>> start

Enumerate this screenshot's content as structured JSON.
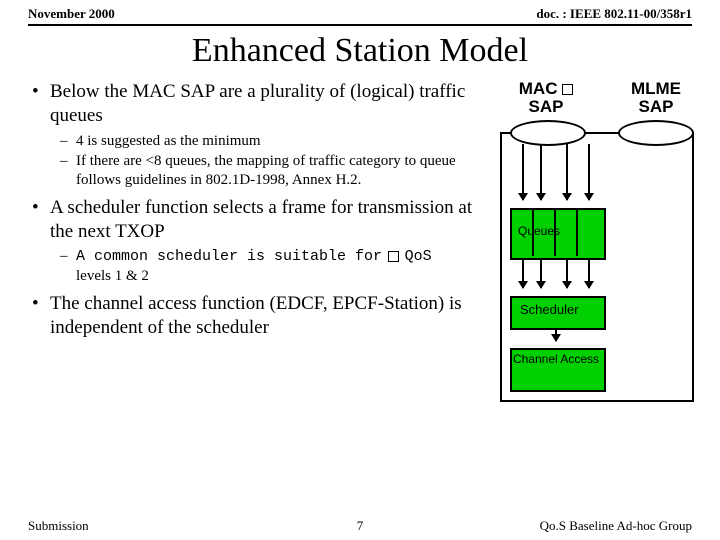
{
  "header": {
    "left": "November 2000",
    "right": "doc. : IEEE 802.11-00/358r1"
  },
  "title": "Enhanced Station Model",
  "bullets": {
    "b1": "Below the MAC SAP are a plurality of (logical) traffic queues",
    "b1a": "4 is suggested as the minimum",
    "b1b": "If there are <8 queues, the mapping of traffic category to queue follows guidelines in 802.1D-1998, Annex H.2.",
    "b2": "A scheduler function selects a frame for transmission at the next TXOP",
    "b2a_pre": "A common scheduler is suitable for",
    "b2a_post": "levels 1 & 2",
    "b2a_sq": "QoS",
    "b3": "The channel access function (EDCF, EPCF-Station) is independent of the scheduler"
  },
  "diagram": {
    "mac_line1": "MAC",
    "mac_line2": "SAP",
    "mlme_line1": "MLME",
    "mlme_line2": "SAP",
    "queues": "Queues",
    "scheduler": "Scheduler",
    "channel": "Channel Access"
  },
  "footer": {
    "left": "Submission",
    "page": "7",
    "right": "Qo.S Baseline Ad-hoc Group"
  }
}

>> end
>> start

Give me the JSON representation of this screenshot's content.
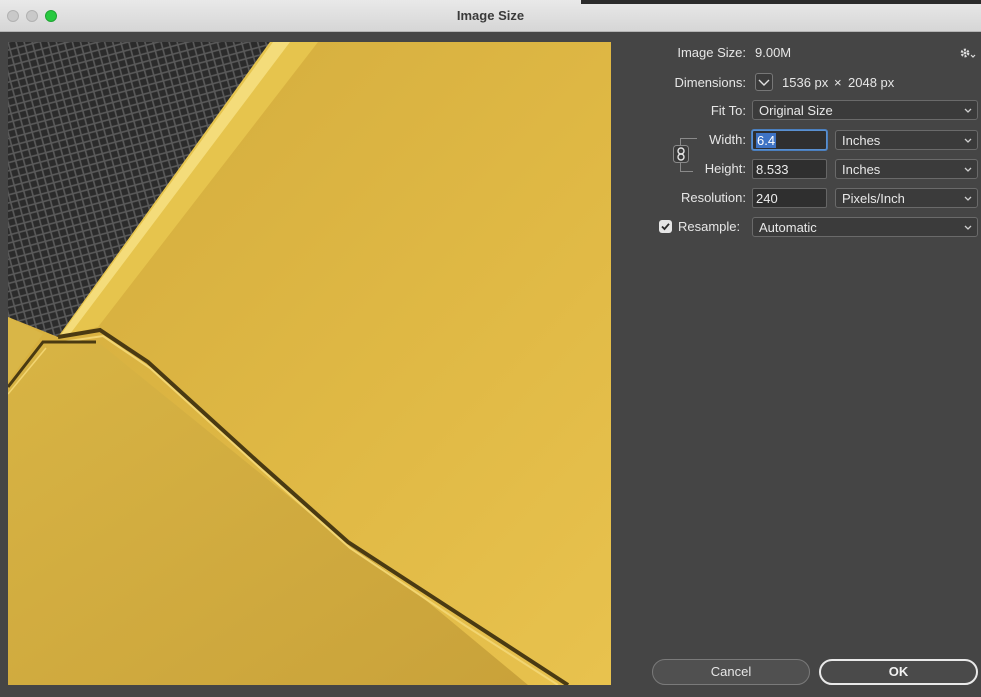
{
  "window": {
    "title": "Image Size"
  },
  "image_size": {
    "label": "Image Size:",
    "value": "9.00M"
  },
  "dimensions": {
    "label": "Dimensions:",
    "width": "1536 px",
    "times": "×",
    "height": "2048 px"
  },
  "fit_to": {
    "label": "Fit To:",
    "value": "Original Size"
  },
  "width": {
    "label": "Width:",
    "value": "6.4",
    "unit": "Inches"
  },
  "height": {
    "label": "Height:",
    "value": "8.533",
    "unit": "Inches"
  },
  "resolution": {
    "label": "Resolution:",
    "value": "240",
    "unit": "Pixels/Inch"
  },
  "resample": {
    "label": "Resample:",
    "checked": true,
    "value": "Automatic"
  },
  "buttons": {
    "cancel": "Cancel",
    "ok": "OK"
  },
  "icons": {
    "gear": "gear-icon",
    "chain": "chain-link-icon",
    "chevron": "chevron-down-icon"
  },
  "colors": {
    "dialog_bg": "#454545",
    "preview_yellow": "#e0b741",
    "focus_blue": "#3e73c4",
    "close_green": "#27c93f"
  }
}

>> end
>> start

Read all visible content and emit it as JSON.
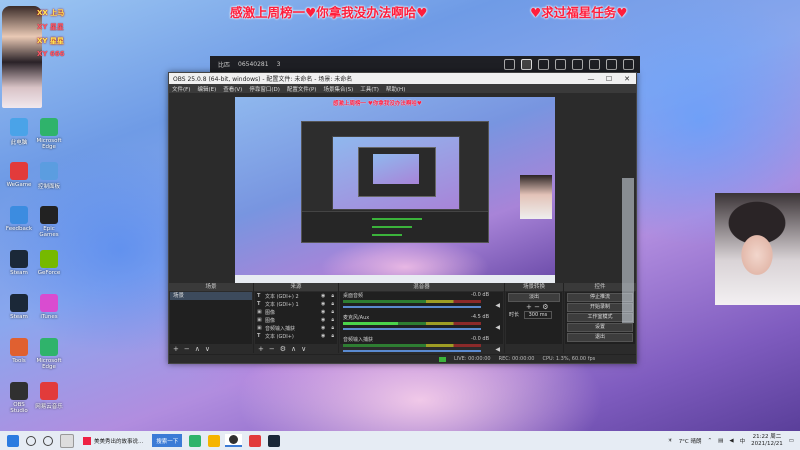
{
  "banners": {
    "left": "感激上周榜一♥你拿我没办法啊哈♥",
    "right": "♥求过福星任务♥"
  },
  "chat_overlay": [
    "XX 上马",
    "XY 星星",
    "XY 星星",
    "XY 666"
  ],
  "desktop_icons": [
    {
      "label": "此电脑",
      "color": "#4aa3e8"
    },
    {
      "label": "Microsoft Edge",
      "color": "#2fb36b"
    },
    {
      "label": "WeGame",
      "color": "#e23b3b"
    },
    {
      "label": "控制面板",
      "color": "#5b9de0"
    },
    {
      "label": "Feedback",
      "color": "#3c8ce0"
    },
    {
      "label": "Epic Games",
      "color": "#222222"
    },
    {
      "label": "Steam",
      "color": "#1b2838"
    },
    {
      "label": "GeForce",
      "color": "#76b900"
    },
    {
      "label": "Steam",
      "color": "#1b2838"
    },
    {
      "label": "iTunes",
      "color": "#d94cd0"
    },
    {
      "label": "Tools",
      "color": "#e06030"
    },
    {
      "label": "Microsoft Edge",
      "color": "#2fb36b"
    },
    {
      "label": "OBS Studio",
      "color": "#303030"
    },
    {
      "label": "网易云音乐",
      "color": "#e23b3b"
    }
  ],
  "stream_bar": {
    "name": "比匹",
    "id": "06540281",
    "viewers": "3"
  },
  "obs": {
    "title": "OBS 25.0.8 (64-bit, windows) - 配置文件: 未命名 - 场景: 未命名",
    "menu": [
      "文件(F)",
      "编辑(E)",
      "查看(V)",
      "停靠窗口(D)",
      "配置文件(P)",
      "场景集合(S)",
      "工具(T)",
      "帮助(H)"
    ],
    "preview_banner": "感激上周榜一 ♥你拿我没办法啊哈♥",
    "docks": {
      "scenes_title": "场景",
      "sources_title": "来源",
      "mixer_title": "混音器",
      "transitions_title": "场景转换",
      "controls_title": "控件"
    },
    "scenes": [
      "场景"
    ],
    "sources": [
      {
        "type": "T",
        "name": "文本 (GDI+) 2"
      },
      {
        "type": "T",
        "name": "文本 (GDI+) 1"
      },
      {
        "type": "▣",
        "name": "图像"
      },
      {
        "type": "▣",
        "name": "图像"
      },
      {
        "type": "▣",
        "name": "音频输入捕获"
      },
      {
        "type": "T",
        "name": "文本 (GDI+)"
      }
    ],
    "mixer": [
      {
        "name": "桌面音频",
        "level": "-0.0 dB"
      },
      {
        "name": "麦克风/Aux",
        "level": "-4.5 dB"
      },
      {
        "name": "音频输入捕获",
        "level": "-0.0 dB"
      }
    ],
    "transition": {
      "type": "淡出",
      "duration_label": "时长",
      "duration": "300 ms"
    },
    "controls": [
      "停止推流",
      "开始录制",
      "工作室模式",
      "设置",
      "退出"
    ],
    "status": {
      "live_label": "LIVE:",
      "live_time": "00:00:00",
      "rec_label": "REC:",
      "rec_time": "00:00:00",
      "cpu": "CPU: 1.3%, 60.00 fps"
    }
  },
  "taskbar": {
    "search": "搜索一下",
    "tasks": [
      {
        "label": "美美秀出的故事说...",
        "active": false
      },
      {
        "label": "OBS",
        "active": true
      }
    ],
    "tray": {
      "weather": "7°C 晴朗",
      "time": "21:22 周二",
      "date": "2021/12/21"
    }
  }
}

>> end

▶ [Do this] Find how many of the lines above have the word "JSON" in them. State only that number.

▶ [Response to this task] 3